PAGE TEXT >>
_ _ _ _ _ _ _
Proposed Ground 1: verdict unsafe and unsatisfactory

  1. Senior counsel on behalf of the applicant focused on proposed ground 2 in the hearing, but it is convenient to deal first with proposed ground 1. 

  1. In the applicant’s written case the applicant set out the problems and contradictions in AB’s evidence at the special hearing, to which we have previously referred.  It was submitted that any assessment of AB’s evidence would have to give rise to ‘very serious concerns’ about reliability.  In relation to the evidence of AA, the focus was on the passage from the cross-examination at the special hearing which we have previously quoted at length.  Other passages where AA had said that she had difficulty seeing AB’s vaginal area or the lower area of her body were also relied upon.  It was submitted that there was a ‘fundamental inconsistency within [AA’s] evidence, as to whether, she actually saw the applicant licking [AB’s] vagina’.

  1. The same matters were emphasised on behalf of the applicant in oral submissions.  It was suggested that there were ‘real issues’ about AB’s evidence given what she said in the special hearing.  In relation to AA it was submitted that the jury could not simply leave the answers in the long passage we have quoted ‘to one side’.  It was submitted that the jury had to have a reasonable doubt. 

  1. The critical consideration in relation to this proposed ground is the passage in AA’s cross-examination upon which the applicant particularly relies.

  1. At the end of that passage AA agreed with a suggestion put to her that she ‘couldn’t see the vagina’ but that she had been concerned that what her father was doing was licking her sister’s vagina.  It was put to her that she could not ‘actually see that’ and she said:  ‘Nah … no, I couldn’t, like I knew that was what was going on but I couldn’t really ... see it clearly’.  She then agreed with a suggestion put to her that she could not ‘actually see anything sexual going on’, and when it was put to her that she was concerned that something sexual was going on she responded:  ‘Yeah, I was — I was pretty sure that something sexual was going on but I wasn’t certain about it’.
_ _ _ _ _ _ _
DATA SHOWN >>
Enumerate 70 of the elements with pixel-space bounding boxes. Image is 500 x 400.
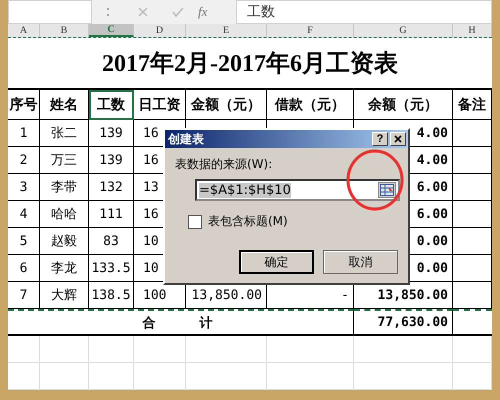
dialog-button[interactable]: 确定 bbox=[239, 250, 314, 274]
table-cell: 5 bbox=[8, 228, 40, 255]
check-icon[interactable] bbox=[172, 7, 184, 17]
close-icon bbox=[394, 135, 402, 143]
table-cell: 138.5 bbox=[89, 282, 134, 309]
table-cell: 133.5 bbox=[89, 255, 134, 282]
grip-icon bbox=[106, 7, 110, 17]
empty-cell bbox=[453, 282, 492, 309]
empty-cell bbox=[89, 336, 134, 363]
formula-field[interactable]: 工数 bbox=[236, 0, 492, 24]
empty-cell bbox=[134, 336, 186, 363]
empty-cell bbox=[453, 336, 492, 363]
header-cell: 余额（元） bbox=[354, 90, 453, 120]
table-cell: 4 bbox=[8, 201, 40, 228]
table-cell: 83 bbox=[89, 228, 134, 255]
table-cell: 6 bbox=[8, 255, 40, 282]
column-header[interactable]: A bbox=[8, 24, 40, 37]
empty-cell bbox=[453, 228, 492, 255]
help-button[interactable]: ? bbox=[372, 132, 388, 146]
empty-cell bbox=[8, 336, 40, 363]
empty-cell bbox=[453, 174, 492, 201]
dialog-button[interactable]: 取消 bbox=[323, 250, 398, 274]
table-cell: 1 bbox=[8, 120, 40, 147]
empty-cell bbox=[453, 255, 492, 282]
header-cell: 备注 bbox=[453, 90, 492, 120]
table-cell: 2 bbox=[8, 147, 40, 174]
table-cell: 张二 bbox=[40, 120, 89, 147]
empty-cell bbox=[40, 336, 89, 363]
header-cell: 日工资 bbox=[134, 90, 186, 120]
close-button[interactable] bbox=[390, 132, 406, 146]
header-cell: 借款（元） bbox=[267, 90, 354, 120]
header-cell: 金额（元） bbox=[186, 90, 267, 120]
annotation-circle bbox=[345, 148, 405, 212]
table-cell: 赵毅 bbox=[40, 228, 89, 255]
table-cell: 哈哈 bbox=[40, 201, 89, 228]
table-cell: 7 bbox=[8, 282, 40, 309]
table-cell: 3 bbox=[8, 174, 40, 201]
table-cell: 111 bbox=[89, 201, 134, 228]
column-header[interactable]: H bbox=[453, 24, 492, 37]
empty-cell bbox=[453, 120, 492, 147]
table-cell: 大辉 bbox=[40, 282, 89, 309]
empty-cell bbox=[453, 147, 492, 174]
table-cell: 万三 bbox=[40, 147, 89, 174]
table-cell: 李带 bbox=[40, 174, 89, 201]
header-cell: 工数 bbox=[89, 90, 134, 120]
insert-function-button[interactable]: fx bbox=[198, 4, 208, 20]
column-header[interactable]: E bbox=[186, 24, 267, 37]
empty-cell bbox=[453, 363, 492, 390]
sheet-title: 2017年2月-2017年6月工资表 bbox=[8, 38, 492, 90]
empty-cell bbox=[453, 309, 492, 336]
column-header[interactable]: F bbox=[267, 24, 354, 37]
column-header[interactable]: D bbox=[134, 24, 186, 37]
header-cell: 序号 bbox=[8, 90, 40, 120]
range-field[interactable]: =$A$1:$H$10 bbox=[195, 179, 400, 201]
table-cell: 139 bbox=[89, 147, 134, 174]
total-value: 77,630.00 bbox=[354, 309, 453, 336]
empty-cell bbox=[453, 201, 492, 228]
empty-cell bbox=[40, 363, 89, 390]
empty-cell bbox=[8, 363, 40, 390]
column-header[interactable]: G bbox=[354, 24, 453, 37]
header-cell: 姓名 bbox=[40, 90, 89, 120]
total-label: 合 计 bbox=[8, 309, 354, 336]
table-cell: 李龙 bbox=[40, 255, 89, 282]
table-cell: 132 bbox=[89, 174, 134, 201]
checkbox-label: 表包含标题(M) bbox=[208, 213, 288, 230]
empty-cell bbox=[89, 363, 134, 390]
range-select-button[interactable] bbox=[378, 182, 396, 198]
checkbox[interactable] bbox=[188, 214, 202, 228]
table-cell: 139 bbox=[89, 120, 134, 147]
empty-cell bbox=[134, 363, 186, 390]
_ _ _ _ _ _ _
PROBLEMS TO SOLVE >>
• 1. Rewrite the part of the judgment excerpt between "1. The same" and "applicant particularly relies.", inclusive, with "oral submissions" changed to "oral argument".
• 2. Recast the rows between the lines holding "dialog-button[interactable]: 确定 bbox=[239, 250, 314, 274]" and "column-header[interactable]: A bbox=[8, 24, 40, 37]", inclusive, as a numbered list, leaving out any blank lines.
The judgment excerpt and the rows come from unrelated sources.

RESULTS >>
• 1.
1. The same matters were emphasised on behalf of the applicant in oral argument.  It was suggested that there were ‘real issues’ about AB’s evidence given what she said in the special hearing.  In relation to AA it was submitted that the jury could not simply leave the answers in the long passage we have quoted ‘to one side’.  It was submitted that the jury had to have a reasonable doubt. 

  1. The critical consideration in relation to this proposed ground is the passage in AA’s cross-examination upon which the applicant particularly relies.

• 2.
1. dialog-button[interactable]: 确定 bbox=[239, 250, 314, 274]
2. table-cell: 5 bbox=[8, 228, 40, 255]
3. check-icon[interactable] bbox=[172, 7, 184, 17]
4. close-icon bbox=[394, 135, 402, 143]
5. table-cell: 138.5 bbox=[89, 282, 134, 309]
6. table-cell: 133.5 bbox=[89, 255, 134, 282]
7. grip-icon bbox=[106, 7, 110, 17]
8. empty-cell bbox=[453, 282, 492, 309]
9. empty-cell bbox=[89, 336, 134, 363]
10. formula-field[interactable]: 工数 bbox=[236, 0, 492, 24]
11. empty-cell bbox=[134, 336, 186, 363]
12. empty-cell bbox=[453, 336, 492, 363]
13. header-cell: 余额（元） bbox=[354, 90, 453, 120]
14. table-cell: 4 bbox=[8, 201, 40, 228]
15. table-cell: 83 bbox=[89, 228, 134, 255]
16. table-cell: 6 bbox=[8, 255, 40, 282]
17. column-header[interactable]: A bbox=[8, 24, 40, 37]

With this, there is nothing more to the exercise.